*Stated problem*:
Repeat the lines that follow, leaving nothing out.

Extracted records:
#####
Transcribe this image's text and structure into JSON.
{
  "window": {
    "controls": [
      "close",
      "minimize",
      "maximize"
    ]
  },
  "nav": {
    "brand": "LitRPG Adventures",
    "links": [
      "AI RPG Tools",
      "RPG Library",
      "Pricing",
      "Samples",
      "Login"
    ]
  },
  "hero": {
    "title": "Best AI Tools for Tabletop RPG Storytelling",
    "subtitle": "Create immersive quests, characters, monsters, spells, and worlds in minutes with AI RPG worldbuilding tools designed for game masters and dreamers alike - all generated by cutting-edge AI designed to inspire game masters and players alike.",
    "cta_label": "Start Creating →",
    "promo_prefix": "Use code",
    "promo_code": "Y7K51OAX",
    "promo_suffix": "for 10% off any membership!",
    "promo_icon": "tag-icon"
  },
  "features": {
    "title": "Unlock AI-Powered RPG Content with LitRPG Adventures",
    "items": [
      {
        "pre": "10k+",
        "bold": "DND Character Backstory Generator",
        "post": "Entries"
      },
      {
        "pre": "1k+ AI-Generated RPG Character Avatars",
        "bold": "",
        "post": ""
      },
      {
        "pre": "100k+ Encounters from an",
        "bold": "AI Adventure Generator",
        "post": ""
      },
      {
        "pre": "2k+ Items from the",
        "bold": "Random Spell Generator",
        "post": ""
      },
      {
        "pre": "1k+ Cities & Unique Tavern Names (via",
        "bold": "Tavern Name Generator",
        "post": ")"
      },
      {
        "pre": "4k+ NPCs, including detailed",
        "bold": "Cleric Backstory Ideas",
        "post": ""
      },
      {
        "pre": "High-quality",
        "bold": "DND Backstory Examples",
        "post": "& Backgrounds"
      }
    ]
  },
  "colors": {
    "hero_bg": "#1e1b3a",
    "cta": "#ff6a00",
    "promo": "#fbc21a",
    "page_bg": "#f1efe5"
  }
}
#####
*In response*:
Transcribe this image's text and structure into JSON.
{
  "window": {
    "controls": [
      "close",
      "minimize",
      "maximize"
    ]
  },
  "nav": {
    "brand": "LitRPG Adventures",
    "links": [
      "AI RPG Tools",
      "RPG Library",
      "Pricing",
      "Samples",
      "Login"
    ]
  },
  "hero": {
    "title": "Best AI Tools for Tabletop RPG Storytelling",
    "subtitle": "Create immersive quests, characters, monsters, spells, and worlds in minutes with AI RPG worldbuilding tools designed for game masters and dreamers alike - all generated by cutting-edge AI designed to inspire game masters and players alike.",
    "cta_label": "Start Creating →",
    "promo_prefix": "Use code",
    "promo_code": "Y7K51OAX",
    "promo_suffix": "for 10% off any membership!",
    "promo_icon": "tag-icon"
  },
  "features": {
    "title": "Unlock AI-Powered RPG Content with LitRPG Adventures",
    "items": [
      {
        "pre": "10k+",
        "bold": "DND Character Backstory Generator",
        "post": "Entries"
      },
      {
        "pre": "1k+ AI-Generated RPG Character Avatars",
        "bold": "",
        "post": ""
      },
      {
        "pre": "100k+ Encounters from an",
        "bold": "AI Adventure Generator",
        "post": ""
      },
      {
        "pre": "2k+ Items from the",
        "bold": "Random Spell Generator",
        "post": ""
      },
      {
        "pre": "1k+ Cities & Unique Tavern Names (via",
        "bold": "Tavern Name Generator",
        "post": ")"
      },
      {
        "pre": "4k+ NPCs, including detailed",
        "bold": "Cleric Backstory Ideas",
        "post": ""
      },
      {
        "pre": "High-quality",
        "bold": "DND Backstory Examples",
        "post": "& Backgrounds"
      }
    ]
  },
  "colors": {
    "hero_bg": "#1e1b3a",
    "cta": "#ff6a00",
    "promo": "#fbc21a",
    "page_bg": "#f1efe5"
  }
}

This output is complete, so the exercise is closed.